[Stored data entries]

--*--

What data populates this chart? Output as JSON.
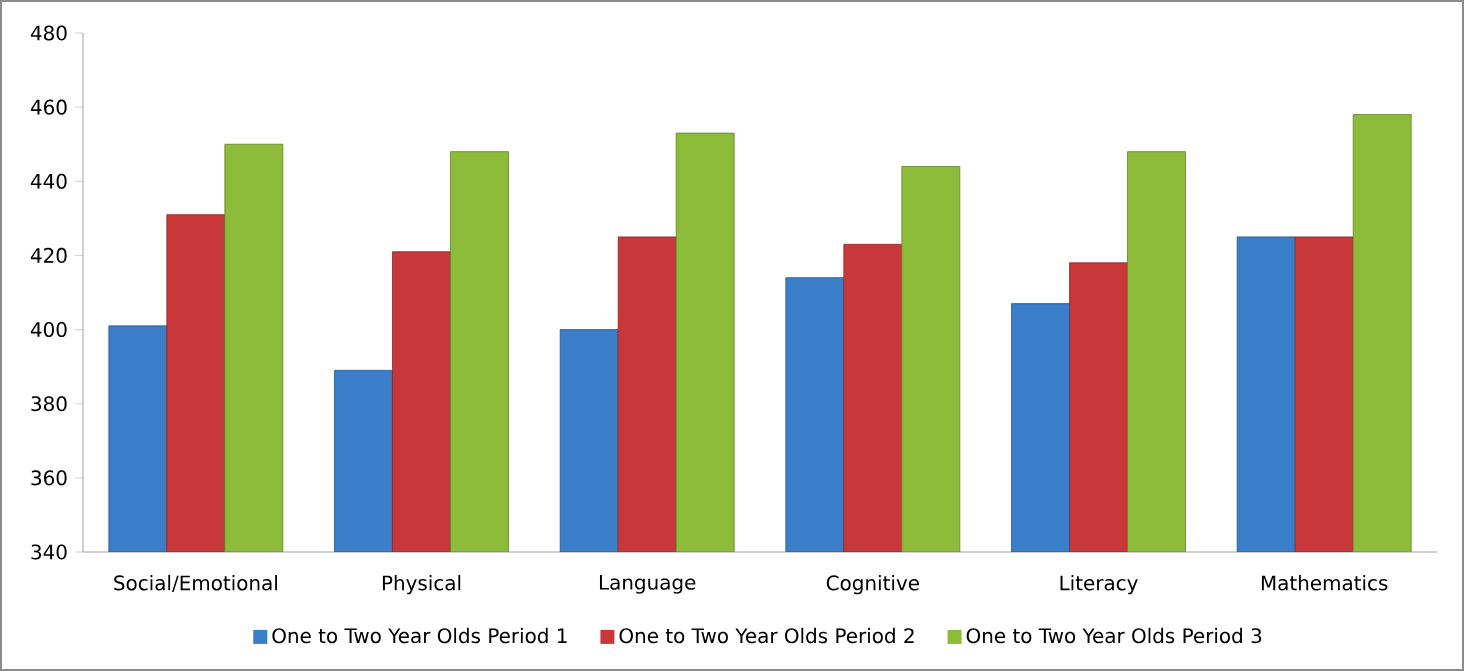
{
  "chart_data": {
    "type": "bar",
    "categories": [
      "Social/Emotional",
      "Physical",
      "Language",
      "Cognitive",
      "Literacy",
      "Mathematics"
    ],
    "series": [
      {
        "name": "One to Two Year Olds Period 1",
        "color": "#3a7dc9",
        "values": [
          401,
          389,
          400,
          414,
          407,
          425
        ]
      },
      {
        "name": "One to Two Year Olds Period 2",
        "color": "#c8373a",
        "values": [
          431,
          421,
          425,
          423,
          418,
          425
        ]
      },
      {
        "name": "One to Two Year Olds Period 3",
        "color": "#8dbb3a",
        "values": [
          450,
          448,
          453,
          444,
          448,
          458
        ]
      }
    ],
    "ylim": [
      340,
      480
    ],
    "yticks": [
      340,
      360,
      380,
      400,
      420,
      440,
      460,
      480
    ],
    "grid": false,
    "legend": "bottom"
  }
}
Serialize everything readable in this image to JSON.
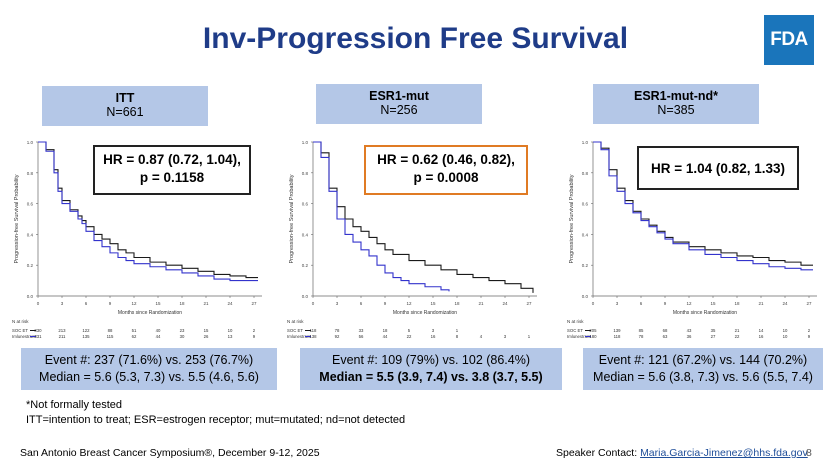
{
  "slide": {
    "title": "Inv-Progression Free Survival",
    "logo_text": "FDA",
    "note1": "*Not formally tested",
    "note2": "ITT=intention to treat; ESR=estrogen receptor; mut=mutated; nd=not detected",
    "footer_left": "San Antonio Breast Cancer Symposium®, December 9-12, 2025",
    "footer_contact_label": "Speaker Contact:",
    "footer_contact_email": "Maria.Garcia-Jimenez@hhs.fda.gov",
    "page_number": "8"
  },
  "panels": [
    {
      "name": "ITT",
      "n_label": "N=661",
      "hr_line1": "HR = 0.87 (0.72, 1.04),",
      "hr_line2": "p = 0.1158",
      "event_line1": "Event #: 237 (71.6%) vs. 253 (76.7%)",
      "event_line2": "Median = 5.6 (5.3, 7.3) vs. 5.5 (4.6, 5.6)"
    },
    {
      "name": "ESR1-mut",
      "n_label": "N=256",
      "hr_line1": "HR = 0.62 (0.46, 0.82),",
      "hr_line2": "p = 0.0008",
      "event_line1": "Event #: 109 (79%) vs. 102 (86.4%)",
      "event_line2": "Median = 5.5 (3.9, 7.4) vs. 3.8 (3.7, 5.5)"
    },
    {
      "name": "ESR1-mut-nd*",
      "n_label": "N=385",
      "hr_line1": "HR = 1.04 (0.82, 1.33)",
      "hr_line2": "",
      "event_line1": "Event #: 121 (67.2%) vs. 144 (70.2%)",
      "event_line2": "Median = 5.6 (3.8, 7.3) vs. 5.6 (5.5, 7.4)"
    }
  ],
  "colors": {
    "title": "#1f3c88",
    "box": "#b4c7e7",
    "soc_line": "#1a1a1a",
    "imlun_line": "#3333cc",
    "highlight_border": "#e07b24"
  },
  "chart_data": [
    {
      "type": "line",
      "title": "ITT",
      "xlabel": "Months since Randomization",
      "ylabel": "Progression-free Survival Probability",
      "xlim": [
        0,
        28
      ],
      "ylim": [
        0,
        1
      ],
      "xticks": [
        "0",
        "3",
        "6",
        "9",
        "12",
        "15",
        "18",
        "21",
        "24",
        "27"
      ],
      "yticks": [
        "0.0",
        "0.2",
        "0.4",
        "0.6",
        "0.8",
        "1.0"
      ],
      "risk_label": "N at risk",
      "series": [
        {
          "name": "SOC ET",
          "x": [
            0,
            1,
            2,
            2.5,
            3,
            4,
            5,
            5.5,
            6,
            7,
            8,
            9,
            10,
            11,
            12,
            14,
            16,
            18,
            20,
            22,
            24,
            26,
            27.5
          ],
          "y": [
            1,
            0.95,
            0.82,
            0.7,
            0.62,
            0.56,
            0.52,
            0.49,
            0.45,
            0.4,
            0.37,
            0.34,
            0.3,
            0.28,
            0.25,
            0.22,
            0.2,
            0.18,
            0.16,
            0.14,
            0.13,
            0.12,
            0.12
          ],
          "risk": [
            "330",
            "213",
            "122",
            "88",
            "51",
            "40",
            "23",
            "15",
            "10",
            "2"
          ]
        },
        {
          "name": "Imlunestrant",
          "x": [
            0,
            1,
            2,
            2.5,
            3,
            4,
            5,
            5.5,
            6,
            7,
            8,
            9,
            10,
            11,
            12,
            14,
            16,
            18,
            20,
            22,
            24,
            26,
            27.5
          ],
          "y": [
            1,
            0.94,
            0.8,
            0.68,
            0.6,
            0.55,
            0.5,
            0.47,
            0.42,
            0.36,
            0.32,
            0.28,
            0.25,
            0.23,
            0.21,
            0.19,
            0.17,
            0.15,
            0.13,
            0.11,
            0.1,
            0.1,
            0.1
          ],
          "risk": [
            "331",
            "211",
            "135",
            "115",
            "62",
            "44",
            "30",
            "26",
            "13",
            "9"
          ]
        }
      ]
    },
    {
      "type": "line",
      "title": "ESR1-mut",
      "xlabel": "Months since Randomization",
      "ylabel": "Progression-free Survival Probability",
      "xlim": [
        0,
        28
      ],
      "ylim": [
        0,
        1
      ],
      "xticks": [
        "0",
        "3",
        "6",
        "9",
        "12",
        "15",
        "18",
        "21",
        "24",
        "27"
      ],
      "yticks": [
        "0.0",
        "0.2",
        "0.4",
        "0.6",
        "0.8",
        "1.0"
      ],
      "risk_label": "N at risk",
      "series": [
        {
          "name": "SOC ET",
          "x": [
            0,
            1,
            2,
            3,
            4,
            5,
            6,
            7,
            8,
            9,
            10,
            12,
            14,
            16,
            18,
            20,
            22,
            24,
            26,
            27.5
          ],
          "y": [
            1,
            0.93,
            0.7,
            0.58,
            0.5,
            0.45,
            0.42,
            0.38,
            0.34,
            0.3,
            0.27,
            0.23,
            0.2,
            0.17,
            0.14,
            0.12,
            0.1,
            0.08,
            0.05,
            0.02
          ],
          "risk": [
            "118",
            "78",
            "33",
            "18",
            "5",
            "3",
            "1",
            "",
            "",
            ""
          ]
        },
        {
          "name": "Imlunestrant",
          "x": [
            0,
            1,
            2,
            3,
            4,
            5,
            6,
            7,
            8,
            9,
            10,
            11,
            12,
            14,
            16,
            17
          ],
          "y": [
            1,
            0.9,
            0.68,
            0.5,
            0.4,
            0.35,
            0.3,
            0.26,
            0.2,
            0.15,
            0.12,
            0.1,
            0.08,
            0.06,
            0.04,
            0.03
          ],
          "risk": [
            "138",
            "92",
            "56",
            "44",
            "22",
            "16",
            "8",
            "4",
            "3",
            "1"
          ]
        }
      ]
    },
    {
      "type": "line",
      "title": "ESR1-mut-nd*",
      "xlabel": "Months since Randomization",
      "ylabel": "Progression-free Survival Probability",
      "xlim": [
        0,
        28
      ],
      "ylim": [
        0,
        1
      ],
      "xticks": [
        "0",
        "3",
        "6",
        "9",
        "12",
        "15",
        "18",
        "21",
        "24",
        "27"
      ],
      "yticks": [
        "0.0",
        "0.2",
        "0.4",
        "0.6",
        "0.8",
        "1.0"
      ],
      "risk_label": "N at risk",
      "series": [
        {
          "name": "SOC ET",
          "x": [
            0,
            1,
            2,
            3,
            4,
            5,
            6,
            7,
            8,
            9,
            10,
            12,
            14,
            16,
            18,
            20,
            22,
            24,
            26,
            27.5
          ],
          "y": [
            1,
            0.96,
            0.82,
            0.7,
            0.62,
            0.55,
            0.5,
            0.46,
            0.42,
            0.38,
            0.35,
            0.32,
            0.3,
            0.28,
            0.26,
            0.25,
            0.23,
            0.22,
            0.2,
            0.2
          ],
          "risk": [
            "205",
            "139",
            "85",
            "68",
            "43",
            "35",
            "21",
            "14",
            "10",
            "2"
          ]
        },
        {
          "name": "Imlunestrant",
          "x": [
            0,
            1,
            2,
            3,
            4,
            5,
            6,
            7,
            8,
            9,
            10,
            12,
            14,
            16,
            18,
            20,
            22,
            24,
            26,
            27.5
          ],
          "y": [
            1,
            0.95,
            0.78,
            0.68,
            0.6,
            0.54,
            0.49,
            0.45,
            0.41,
            0.37,
            0.34,
            0.3,
            0.27,
            0.25,
            0.23,
            0.21,
            0.19,
            0.18,
            0.17,
            0.17
          ],
          "risk": [
            "180",
            "118",
            "78",
            "63",
            "36",
            "27",
            "22",
            "16",
            "10",
            "9"
          ]
        }
      ]
    }
  ]
}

--*--

_PROBLEM REQUIREMENTS:_
How many lines in these records hold the string "Median"? Reply with the number alone.

_RESULT:_
3